SELECTED EXTRACT
======

The activity of Mangifera indica could also be due to fact that the bioactive agents in M. indica are mainly positively charged amino acids that attract the negatively charged component such as bacteria thus reducing the bacterial load of the water samples. This is supported by previous studies by Oluduro et al (2010), where treatment with M. oleifera and M. indica showed bactericidal activity.

The MIC of the Mangifera indica material (seed, leaf, bark and stem) ranged between 8–32 mg/mL against all the isolates, whereas in previous study MIC range of mango leaf against the bacteria was 12.5–100 mg/ml (Doughari and Manzara, 2008). This variation may be due to the dependent of mango leaf composition on several factors including origin, age, storage conditions and type of processing methods. Singh et al. (2010) reported that stem bark of M. indica exhibited excellent antibacterial and anti-fungal activities (MIC = 0.08 mg/mL) against Streptococcus pneumonia, Enterobacter aerogenes, Klebsiella pneumonia and Candida albicans. The potent activity of Mangifera indica might be due to the presence of a strong bioactive agent mangiferin that shows multiple mode of action against microorganism (Navarro et al. 2003).

Hydrogen ion concentrations of the untreated water samples in this study exceeded the maximum permissible limit for drinking water. The slight tendency towards acidic pH values observed when Mangifera indica powdered materials were used could be attributed to the presence of H+ group in the acidic amino acid composition of Mangifera indica materials which is donated, thus making the solution acidic (Doer 2005).

The untreated river, stream and pond water evaluated in this study are very hard according to USEPA (2009) classification. The use of this water for laundry purpose will not be adequate as it will not lather with soap. However, the observed significant reductions in the level of water hardness following treatment with M. indica powdered materials reflect the water remediation quality of the plant. This reduction in water hardness may improve the usefulness of the water for laundry purposes; it may also reduce the cost of laundry as lesser amount of soap will be required for lather formation.

======

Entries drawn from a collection
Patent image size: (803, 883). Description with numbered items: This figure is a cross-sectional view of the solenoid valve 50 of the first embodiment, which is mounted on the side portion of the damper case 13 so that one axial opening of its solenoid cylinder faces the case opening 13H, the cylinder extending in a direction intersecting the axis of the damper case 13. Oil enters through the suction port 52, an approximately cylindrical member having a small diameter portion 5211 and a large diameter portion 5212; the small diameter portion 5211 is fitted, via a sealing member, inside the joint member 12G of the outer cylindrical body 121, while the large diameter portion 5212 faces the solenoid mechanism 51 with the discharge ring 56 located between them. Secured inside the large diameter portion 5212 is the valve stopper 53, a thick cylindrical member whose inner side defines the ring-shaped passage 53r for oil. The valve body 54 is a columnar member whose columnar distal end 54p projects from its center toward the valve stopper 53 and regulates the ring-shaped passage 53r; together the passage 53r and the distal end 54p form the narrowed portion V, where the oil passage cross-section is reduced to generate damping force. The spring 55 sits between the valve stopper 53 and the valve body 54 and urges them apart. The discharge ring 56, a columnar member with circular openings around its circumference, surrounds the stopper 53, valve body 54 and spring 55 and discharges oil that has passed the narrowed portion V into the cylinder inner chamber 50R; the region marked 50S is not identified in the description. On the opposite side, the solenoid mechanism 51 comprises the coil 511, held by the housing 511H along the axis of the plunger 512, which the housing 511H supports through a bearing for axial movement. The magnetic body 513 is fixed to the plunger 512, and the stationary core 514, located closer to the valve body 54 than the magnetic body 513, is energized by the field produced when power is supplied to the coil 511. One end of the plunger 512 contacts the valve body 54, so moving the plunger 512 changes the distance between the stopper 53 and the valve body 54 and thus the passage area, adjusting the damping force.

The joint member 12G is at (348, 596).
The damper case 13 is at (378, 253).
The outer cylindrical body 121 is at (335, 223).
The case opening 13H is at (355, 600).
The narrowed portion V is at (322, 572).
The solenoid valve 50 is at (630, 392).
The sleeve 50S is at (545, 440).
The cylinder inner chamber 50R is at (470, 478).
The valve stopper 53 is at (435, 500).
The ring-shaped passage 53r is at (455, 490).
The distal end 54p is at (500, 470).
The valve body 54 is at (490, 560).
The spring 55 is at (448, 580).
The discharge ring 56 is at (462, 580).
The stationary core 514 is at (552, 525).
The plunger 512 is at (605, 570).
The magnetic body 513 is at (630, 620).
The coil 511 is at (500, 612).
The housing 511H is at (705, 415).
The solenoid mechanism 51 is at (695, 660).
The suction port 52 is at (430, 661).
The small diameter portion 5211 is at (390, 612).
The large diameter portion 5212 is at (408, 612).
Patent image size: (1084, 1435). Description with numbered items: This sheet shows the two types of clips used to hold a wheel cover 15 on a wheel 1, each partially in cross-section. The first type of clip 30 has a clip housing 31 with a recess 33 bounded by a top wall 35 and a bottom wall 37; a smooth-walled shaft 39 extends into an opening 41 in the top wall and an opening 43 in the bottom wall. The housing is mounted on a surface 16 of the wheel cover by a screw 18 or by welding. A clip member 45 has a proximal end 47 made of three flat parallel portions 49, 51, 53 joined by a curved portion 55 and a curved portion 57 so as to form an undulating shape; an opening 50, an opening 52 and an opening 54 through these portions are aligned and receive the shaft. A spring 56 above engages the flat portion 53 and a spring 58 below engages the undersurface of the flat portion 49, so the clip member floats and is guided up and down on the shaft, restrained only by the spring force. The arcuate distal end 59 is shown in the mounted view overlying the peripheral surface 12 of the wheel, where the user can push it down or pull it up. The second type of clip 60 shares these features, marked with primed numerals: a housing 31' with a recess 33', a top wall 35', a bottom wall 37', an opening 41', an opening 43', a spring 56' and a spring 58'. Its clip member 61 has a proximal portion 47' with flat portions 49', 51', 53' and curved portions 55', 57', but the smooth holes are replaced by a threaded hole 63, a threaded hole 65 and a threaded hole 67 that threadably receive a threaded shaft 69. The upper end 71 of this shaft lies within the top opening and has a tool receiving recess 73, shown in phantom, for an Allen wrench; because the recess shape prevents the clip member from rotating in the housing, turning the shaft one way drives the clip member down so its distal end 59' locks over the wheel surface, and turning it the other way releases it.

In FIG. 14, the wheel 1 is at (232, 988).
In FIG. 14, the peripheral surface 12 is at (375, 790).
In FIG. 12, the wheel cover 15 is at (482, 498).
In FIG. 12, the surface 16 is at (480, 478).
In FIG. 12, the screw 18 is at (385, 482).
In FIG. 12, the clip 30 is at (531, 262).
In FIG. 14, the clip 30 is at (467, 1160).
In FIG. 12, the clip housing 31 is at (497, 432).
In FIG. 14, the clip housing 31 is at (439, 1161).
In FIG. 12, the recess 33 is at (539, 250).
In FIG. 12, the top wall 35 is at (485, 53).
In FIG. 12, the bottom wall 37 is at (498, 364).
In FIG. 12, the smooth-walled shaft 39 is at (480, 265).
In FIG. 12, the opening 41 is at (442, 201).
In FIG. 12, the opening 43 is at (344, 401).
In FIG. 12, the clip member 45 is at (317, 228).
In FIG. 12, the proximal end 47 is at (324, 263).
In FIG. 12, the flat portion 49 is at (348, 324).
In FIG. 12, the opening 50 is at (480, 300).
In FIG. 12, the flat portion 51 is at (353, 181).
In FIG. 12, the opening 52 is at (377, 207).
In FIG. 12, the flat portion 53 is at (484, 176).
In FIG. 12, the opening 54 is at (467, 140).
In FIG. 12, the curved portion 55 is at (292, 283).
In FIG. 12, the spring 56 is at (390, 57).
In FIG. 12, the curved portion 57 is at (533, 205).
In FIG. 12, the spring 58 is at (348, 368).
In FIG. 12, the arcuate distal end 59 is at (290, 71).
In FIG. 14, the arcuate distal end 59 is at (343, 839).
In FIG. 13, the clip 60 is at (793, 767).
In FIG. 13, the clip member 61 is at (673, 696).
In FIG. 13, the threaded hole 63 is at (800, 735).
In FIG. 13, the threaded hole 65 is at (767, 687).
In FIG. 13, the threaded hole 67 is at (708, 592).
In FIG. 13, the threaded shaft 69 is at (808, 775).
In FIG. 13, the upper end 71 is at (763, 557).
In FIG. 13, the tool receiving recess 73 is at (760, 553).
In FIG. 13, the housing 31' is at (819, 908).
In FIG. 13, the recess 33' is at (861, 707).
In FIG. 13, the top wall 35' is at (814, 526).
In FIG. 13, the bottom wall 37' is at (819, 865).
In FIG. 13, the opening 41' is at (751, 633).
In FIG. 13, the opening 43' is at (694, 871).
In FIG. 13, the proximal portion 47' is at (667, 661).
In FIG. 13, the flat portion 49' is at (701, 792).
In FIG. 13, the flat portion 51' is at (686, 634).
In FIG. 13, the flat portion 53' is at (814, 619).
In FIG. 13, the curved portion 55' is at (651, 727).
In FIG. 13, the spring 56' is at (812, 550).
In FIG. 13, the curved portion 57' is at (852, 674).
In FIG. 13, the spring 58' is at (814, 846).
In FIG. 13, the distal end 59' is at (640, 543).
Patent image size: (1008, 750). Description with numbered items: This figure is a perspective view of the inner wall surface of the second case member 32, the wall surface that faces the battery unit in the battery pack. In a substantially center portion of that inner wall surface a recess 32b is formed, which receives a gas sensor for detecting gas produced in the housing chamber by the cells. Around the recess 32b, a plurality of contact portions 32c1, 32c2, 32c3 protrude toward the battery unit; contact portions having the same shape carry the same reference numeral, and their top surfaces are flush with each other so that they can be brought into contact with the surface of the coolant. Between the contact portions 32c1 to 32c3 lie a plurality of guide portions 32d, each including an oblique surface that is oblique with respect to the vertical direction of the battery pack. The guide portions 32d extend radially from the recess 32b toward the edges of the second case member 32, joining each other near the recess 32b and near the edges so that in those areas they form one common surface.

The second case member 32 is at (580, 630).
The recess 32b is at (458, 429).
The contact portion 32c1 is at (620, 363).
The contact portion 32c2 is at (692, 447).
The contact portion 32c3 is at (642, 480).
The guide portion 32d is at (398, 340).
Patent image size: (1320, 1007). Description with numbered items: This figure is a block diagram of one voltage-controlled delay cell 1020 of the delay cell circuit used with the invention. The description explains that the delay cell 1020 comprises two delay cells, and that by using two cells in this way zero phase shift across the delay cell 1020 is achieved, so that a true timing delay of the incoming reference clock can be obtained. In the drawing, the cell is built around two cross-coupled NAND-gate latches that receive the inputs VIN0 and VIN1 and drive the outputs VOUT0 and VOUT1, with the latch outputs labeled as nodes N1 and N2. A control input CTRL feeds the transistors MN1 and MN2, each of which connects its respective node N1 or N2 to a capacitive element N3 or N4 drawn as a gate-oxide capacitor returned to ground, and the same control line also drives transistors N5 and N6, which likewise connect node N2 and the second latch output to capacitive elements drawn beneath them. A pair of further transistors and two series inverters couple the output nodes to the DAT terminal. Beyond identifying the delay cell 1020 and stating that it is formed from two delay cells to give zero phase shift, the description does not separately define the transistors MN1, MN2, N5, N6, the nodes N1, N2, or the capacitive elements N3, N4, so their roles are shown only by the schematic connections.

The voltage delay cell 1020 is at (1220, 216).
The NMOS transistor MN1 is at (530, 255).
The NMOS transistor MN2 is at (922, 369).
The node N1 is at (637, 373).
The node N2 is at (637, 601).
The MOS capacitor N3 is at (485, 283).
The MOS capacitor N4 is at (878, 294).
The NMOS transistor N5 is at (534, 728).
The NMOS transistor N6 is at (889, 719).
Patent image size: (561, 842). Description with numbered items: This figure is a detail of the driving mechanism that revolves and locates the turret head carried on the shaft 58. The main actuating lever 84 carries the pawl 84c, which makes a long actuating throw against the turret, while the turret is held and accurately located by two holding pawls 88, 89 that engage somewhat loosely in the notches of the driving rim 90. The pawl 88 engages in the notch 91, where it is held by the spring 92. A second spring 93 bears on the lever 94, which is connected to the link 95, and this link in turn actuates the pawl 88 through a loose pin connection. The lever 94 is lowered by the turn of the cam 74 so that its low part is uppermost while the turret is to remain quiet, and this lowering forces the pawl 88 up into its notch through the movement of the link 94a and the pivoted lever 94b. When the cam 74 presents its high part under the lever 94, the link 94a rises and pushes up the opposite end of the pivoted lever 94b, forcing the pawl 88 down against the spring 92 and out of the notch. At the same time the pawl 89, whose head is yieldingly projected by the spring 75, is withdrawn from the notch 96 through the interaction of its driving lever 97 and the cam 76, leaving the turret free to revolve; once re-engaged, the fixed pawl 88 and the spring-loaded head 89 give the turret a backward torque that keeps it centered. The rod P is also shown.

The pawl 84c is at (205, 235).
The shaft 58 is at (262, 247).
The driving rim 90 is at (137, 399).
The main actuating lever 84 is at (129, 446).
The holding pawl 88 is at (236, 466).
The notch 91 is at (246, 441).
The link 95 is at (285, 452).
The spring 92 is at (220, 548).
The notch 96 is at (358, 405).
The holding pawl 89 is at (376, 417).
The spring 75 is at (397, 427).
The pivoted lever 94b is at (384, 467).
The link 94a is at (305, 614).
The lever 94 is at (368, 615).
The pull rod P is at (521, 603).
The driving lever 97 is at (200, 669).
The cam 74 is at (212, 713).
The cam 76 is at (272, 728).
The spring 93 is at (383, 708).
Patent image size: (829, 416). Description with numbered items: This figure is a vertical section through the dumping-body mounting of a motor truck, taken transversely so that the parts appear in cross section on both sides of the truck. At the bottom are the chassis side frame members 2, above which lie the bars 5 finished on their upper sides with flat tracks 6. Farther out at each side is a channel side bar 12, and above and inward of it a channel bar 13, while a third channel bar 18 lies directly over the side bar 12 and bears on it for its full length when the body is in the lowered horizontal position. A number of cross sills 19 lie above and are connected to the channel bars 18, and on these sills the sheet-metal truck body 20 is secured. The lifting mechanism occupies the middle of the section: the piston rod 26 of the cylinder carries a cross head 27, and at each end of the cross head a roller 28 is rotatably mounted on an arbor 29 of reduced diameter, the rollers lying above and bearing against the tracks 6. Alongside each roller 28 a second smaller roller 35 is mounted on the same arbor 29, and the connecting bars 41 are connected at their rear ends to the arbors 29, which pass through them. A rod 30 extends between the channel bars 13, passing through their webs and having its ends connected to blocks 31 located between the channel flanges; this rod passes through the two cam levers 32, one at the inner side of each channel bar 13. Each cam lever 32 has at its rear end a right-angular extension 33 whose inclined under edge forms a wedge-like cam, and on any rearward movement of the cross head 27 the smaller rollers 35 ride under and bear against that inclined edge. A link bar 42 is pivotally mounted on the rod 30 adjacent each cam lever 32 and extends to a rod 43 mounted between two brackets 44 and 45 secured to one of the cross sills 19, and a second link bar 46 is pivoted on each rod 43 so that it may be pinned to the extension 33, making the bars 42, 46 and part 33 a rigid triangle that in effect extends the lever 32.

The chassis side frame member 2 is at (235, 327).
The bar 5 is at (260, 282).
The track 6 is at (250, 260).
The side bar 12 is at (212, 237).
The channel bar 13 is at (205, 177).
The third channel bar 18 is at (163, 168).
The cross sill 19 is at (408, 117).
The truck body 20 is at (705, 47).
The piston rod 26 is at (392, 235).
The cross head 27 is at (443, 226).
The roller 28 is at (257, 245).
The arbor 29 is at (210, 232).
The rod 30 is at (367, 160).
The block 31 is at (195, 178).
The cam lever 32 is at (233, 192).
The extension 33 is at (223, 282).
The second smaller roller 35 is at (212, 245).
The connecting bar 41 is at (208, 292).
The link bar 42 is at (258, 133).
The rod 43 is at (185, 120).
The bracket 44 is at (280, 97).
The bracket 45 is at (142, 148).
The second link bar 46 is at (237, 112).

======

REQUIREMENT A
Condense the paragraph of the Mangifera indica passage that begins "The untreated river, stream and pond water" into a shorter version that keeps its main facts.
REQUIREMENT B
Extend the Mangifera indica passage by writing what comes after its final sentence.
Nothing here requires the entries.

EXERCISE RESPONSE A
By the USEPA (2009) classification, the untreated river, stream and pond water in this study is very hard. It would not lather with soap, so it is unsuitable for laundry. Treatment with powdered M. indica materials significantly reduced hardness, which reflects the plant's water remediation quality. The lower hardness could make the water more useful for laundry and reduce its cost, since less soap would be needed to form lather.

EXERCISE RESPONSE B
Nitrates ranged between 13.53 ± 1.45 (pond) and 10.61 ± 1.45 (river). This value exceeded the maximum permissible limit of the standards (WHO 2006). The high nitrate content of untreated water sample could cause hypoxic condition in infant due to interference with the ability of red blood cells to transport oxygen (Orlov and Karkouti 2015). The significant reduction in nitrate contents of the water samples after treatment with Mangifera indica therefore reduced the threat of nitrate intoxication thus making the water safe for human consumptions.

Highly mineralized waters are unsuitable for many industrialized applications (APHA 1999). However, the total dissolved solids ranged between 115.21 ± 1.02 mg/l and 140.35 ± 2.87 mg/l. This value fell within the permissible limit of the standards suitable for drinking purpose. The significantly higher TDS in stream and pond water when compared with the river water is an indication that the stream and pond water are polluted or unhealthy (WHO 2011). Hence, removal of TDS is a primary factor. Fortunately, all parts of Mangifera indica tested significantly decreased TDS, thus improving the quality of the water.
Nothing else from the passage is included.